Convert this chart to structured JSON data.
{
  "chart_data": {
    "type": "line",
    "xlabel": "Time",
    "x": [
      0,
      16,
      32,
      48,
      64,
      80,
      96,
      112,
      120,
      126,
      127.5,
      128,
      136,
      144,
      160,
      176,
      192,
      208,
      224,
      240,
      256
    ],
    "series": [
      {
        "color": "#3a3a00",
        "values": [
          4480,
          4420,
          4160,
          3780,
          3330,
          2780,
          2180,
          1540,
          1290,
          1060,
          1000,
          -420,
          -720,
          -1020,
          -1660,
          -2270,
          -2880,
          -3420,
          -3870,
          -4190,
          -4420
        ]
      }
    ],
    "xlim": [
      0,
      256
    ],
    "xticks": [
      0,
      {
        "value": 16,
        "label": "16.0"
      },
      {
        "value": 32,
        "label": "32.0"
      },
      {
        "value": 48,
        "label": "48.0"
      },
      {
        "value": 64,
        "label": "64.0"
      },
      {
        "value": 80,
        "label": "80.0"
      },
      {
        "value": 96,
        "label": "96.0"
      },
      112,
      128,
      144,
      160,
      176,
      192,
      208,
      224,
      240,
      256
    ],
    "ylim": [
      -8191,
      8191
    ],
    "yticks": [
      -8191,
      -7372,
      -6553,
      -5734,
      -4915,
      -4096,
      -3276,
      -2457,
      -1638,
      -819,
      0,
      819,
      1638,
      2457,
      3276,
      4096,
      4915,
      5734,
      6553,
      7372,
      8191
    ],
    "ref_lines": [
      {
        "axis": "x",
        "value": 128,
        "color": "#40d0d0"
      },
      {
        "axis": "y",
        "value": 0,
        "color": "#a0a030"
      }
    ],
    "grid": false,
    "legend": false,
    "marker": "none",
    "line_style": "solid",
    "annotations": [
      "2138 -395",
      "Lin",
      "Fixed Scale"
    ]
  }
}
---
### Written problem
All of the records must be repeated exactly.

### Exercise answer
Convert this chart to structured JSON data.
{
  "chart_data": {
    "type": "line",
    "xlabel": "Time",
    "x": [
      0,
      16,
      32,
      48,
      64,
      80,
      96,
      112,
      120,
      126,
      127.5,
      128,
      136,
      144,
      160,
      176,
      192,
      208,
      224,
      240,
      256
    ],
    "series": [
      {
        "color": "#3a3a00",
        "values": [
          4480,
          4420,
          4160,
          3780,
          3330,
          2780,
          2180,
          1540,
          1290,
          1060,
          1000,
          -420,
          -720,
          -1020,
          -1660,
          -2270,
          -2880,
          -3420,
          -3870,
          -4190,
          -4420
        ]
      }
    ],
    "xlim": [
      0,
      256
    ],
    "xticks": [
      0,
      {
        "value": 16,
        "label": "16.0"
      },
      {
        "value": 32,
        "label": "32.0"
      },
      {
        "value": 48,
        "label": "48.0"
      },
      {
        "value": 64,
        "label": "64.0"
      },
      {
        "value": 80,
        "label": "80.0"
      },
      {
        "value": 96,
        "label": "96.0"
      },
      112,
      128,
      144,
      160,
      176,
      192,
      208,
      224,
      240,
      256
    ],
    "ylim": [
      -8191,
      8191
    ],
    "yticks": [
      -8191,
      -7372,
      -6553,
      -5734,
      -4915,
      -4096,
      -3276,
      -2457,
      -1638,
      -819,
      0,
      819,
      1638,
      2457,
      3276,
      4096,
      4915,
      5734,
      6553,
      7372,
      8191
    ],
    "ref_lines": [
      {
        "axis": "x",
        "value": 128,
        "color": "#40d0d0"
      },
      {
        "axis": "y",
        "value": 0,
        "color": "#a0a030"
      }
    ],
    "grid": false,
    "legend": false,
    "marker": "none",
    "line_style": "solid",
    "annotations": [
      "2138 -395",
      "Lin",
      "Fixed Scale"
    ]
  }
}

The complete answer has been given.